■ Your instructions ■
Copy out all lines of the records in which the word "D三项与材料主旨不符" appears.

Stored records
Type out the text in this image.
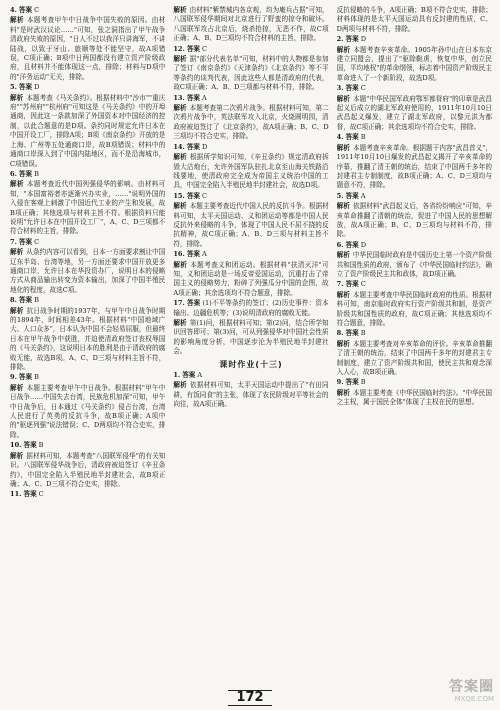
4. 答案 C
解析 本题考查甲午中日战争中国失败的原因。由材料"是时武汉议论……"可知，张之洞指出了甲午战争清政府失败的原因，"日人不过以我洋只讲海军，不讲陆战，以致于牙山、旅顺等处不能坚守，故A项错误，C项正确；B项中日两国都没有建立资产阶级政府，且材料并不能体现这一点，排除；材料与D项中的"洋务运动"无关，排除。
5. 答案 D
解析 本题考查《马关条约》。根据材料中"沙市""重庆府""苏州府""杭州府"可知这是《马关条约》中的开埠通商，因此这一条款加深了外国资本对中国经济的控制，以此合题意的是D项。条约同时规定允许日本在中国开设工厂，排除A项；B项《南京条约》开放的是上海、广州等五处通商口岸，故B项错误；材料中的通商口岸深入到了中国内陆地区，而不是沿海城市，C项错误。
6. 答案 B
解析 本题考查近代中国列强侵华的影响。由材料可知，"本国富裕者亦逐渐兴办实业，……"说明外国的入侵在客观上刺激了中国近代工业的产生和发展，故B项正确；其他选项与材料主旨不符。根据资料只能说明"允许日本在中国开设工厂"，A、C、D三项都不符合材料的主旨，排除。
7. 答案 C
解析 从条约内容可以看到，日本一方面要求割让中国辽东半岛、台湾等地，另一方面还要求中国开放更多通商口岸，允许日本在华投资办厂，说明日本的侵略方式从商品输出转变为资本输出，加深了中国半殖民地化的程度，故选C项。
8. 答案 B
解析 抗日战争时期的1937年，与甲午中日战争时期的1894年，时间相差43年。根据材料"中国地域广大、人口众多"，日本认为中国不会轻易屈服，但最终日本在甲午战争中获胜，并迫使清政府签订丧权辱国的《马关条约》，这说明日本的胜利是由于清政府的腐败无能，故选B项。A、C、D三项与材料主旨不符，排除。
9. 答案 B
解析 本题主要考查甲午中日战争。根据材料"甲午中日战争……中国失去台湾，民族危机加深"可知，甲午中日战争后，日本通过《马关条约》侵占台湾，台湾人民进行了英勇的反抗斗争，故B项正确；A项中的"驱逐列强"说法错误；C、D两项均不符合史实，排除。
10. 答案 B
解析 据材料可知，本题考查"八国联军侵华"的有关知识。八国联军侵华战争后，清政府被迫签订《辛丑条约》，中国完全陷入半殖民地半封建社会，故B项正确；A、C、D三项不符合史实，排除。
11. 答案 C
解析 由材料"紫禁城内各京观，均为庵兵占据"可知，八国联军侵华期间对北京进行了野蛮的掠夺和破坏。八国联军攻占北京后，烧杀抢掠，无恶不作，故C项正确；A、B、D三项均不符合材料的主旨，排除。
12. 答案 C
解析 据"部分代表名单"可知，材料中的人物都是参加了签订《南京条约》《天津条约》《北京条约》等不平等条约的谈判代表，因此这些人都是清政府的代表，故C项正确；A、B、D三项都与材料不符，排除。
13. 答案 A
解析 本题考查第二次鸦片战争。根据材料可知，第二次鸦片战争中，英法联军攻入北京，火烧圆明园，清政府被迫签订了《北京条约》，故A项正确；B、C、D三项均不符合史实，排除。
14. 答案 D
解析 根据所学知识可知，《辛丑条约》规定清政府拆毁大沽炮台，允许外国军队驻扎北京至山海关铁路沿线要地，使清政府完全成为帝国主义统治中国的工具，中国完全陷入半殖民地半封建社会，故选D项。
15. 答案 C
解析 本题主要考查近代中国人民的反抗斗争。根据材料可知，太平天国运动、义和团运动等都是中国人民反抗外来侵略的斗争，体现了中国人民不屈不挠的反抗精神，故C项正确；A、B、D三项与材料主旨不符，排除。
16. 答案 A
解析 本题考查义和团运动。根据材料"扶清灭洋"可知，义和团运动是一场反帝爱国运动，沉重打击了帝国主义的侵略势力，粉碎了列强瓜分中国的企图，故A项正确；其余选项均不符合题意，排除。
17. 答案 (1)不平等条约的签订；(2)历史事件：资本输出、边疆危机等；(3)说明清政府的腐败无能。
解析 第(1)问，根据材料可知；第(2)问，结合所学知识回答即可；第(3)问，可从列强侵华对中国社会性质的影响角度分析，中国逐步沦为半殖民地半封建社会。
课时作业(十三)
1. 答案 A
解析 依据材料可知，太平天国运动中提出了"有田同耕，有饭同食"的主张，体现了农民阶级对平等社会的向往，故A项正确。
反抗侵略的斗争，A项正确；B项不符合史实，排除；材料体现的是太平天国运动具有反封建的性质，C、D两项与材料不符，排除。
2. 答案 D
解析 本题考查辛亥革命。1905年孙中山在日本东京建立同盟会，提出了"驱除鞑虏，恢复中华，创立民国，平均地权"的革命纲领，标志着中国资产阶级民主革命进入了一个新阶段，故选D项。
3. 答案 C
解析 本题"中华民国军政府鄂军都督府"的印章是武昌起义后成立的湖北军政府使用的，1911年10月10日武昌起义爆发，建立了湖北军政府，以黎元洪为都督，故C项正确；其余选项均不符合史实，排除。
4. 答案 B
解析 本题考查辛亥革命。根据题干内容"武昌首义"，1911年10月10日爆发的武昌起义揭开了辛亥革命的序幕，推翻了清王朝的统治，结束了中国两千多年的封建君主专制制度，故B项正确；A、C、D三项均与题意不符，排除。
5. 答案 A
解析 依据材料"武昌起义后，各省纷纷响应"可知，辛亥革命推翻了清朝的统治，促进了中国人民的思想解放，故A项正确；B、C、D三项均与材料不符，排除。
6. 答案 D
解析 中华民国临时政府是中国历史上第一个资产阶级共和国性质的政府，颁布了《中华民国临时约法》，确立了资产阶级民主共和政体，故D项正确。
7. 答案 C
解析 本题主要考查中华民国临时政府的性质。根据材料可知，南京临时政府实行资产阶级共和制，是资产阶级共和国性质的政府，故C项正确；其他选项均不符合题意，排除。
8. 答案 B
解析 本题主要考查对辛亥革命的评价。辛亥革命推翻了清王朝的统治，结束了中国两千多年的封建君主专制制度，建立了资产阶级共和国，使民主共和观念深入人心，故B项正确。
9. 答案 B
解析 本题主要考查《中华民国临时约法》。"中华民国之主权，属于国民全体"体现了主权在民的思想。
172
答案圈
MXQE.COM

■ Complete answer ■
解析 抗日战争时期的1937年，与甲午中日战争时期的1894年，时间相差43年。根据材料"中国地域广大、人口众多"，日本认为中国不会轻易屈服，但最终日本在甲午战争中获胜，并迫使清政府签订丧权辱国的《马关条约》，这说明日本的胜利是由于清政府的腐败无能，故选B项。A、C、D三项与材料主旨不符，排除。
解析 本题主要考查近代中国人民的反抗斗争。根据材料可知，太平天国运动、义和团运动等都是中国人民反抗外来侵略的斗争，体现了中国人民不屈不挠的反抗精神，故C项正确；A、B、D三项与材料主旨不符，排除。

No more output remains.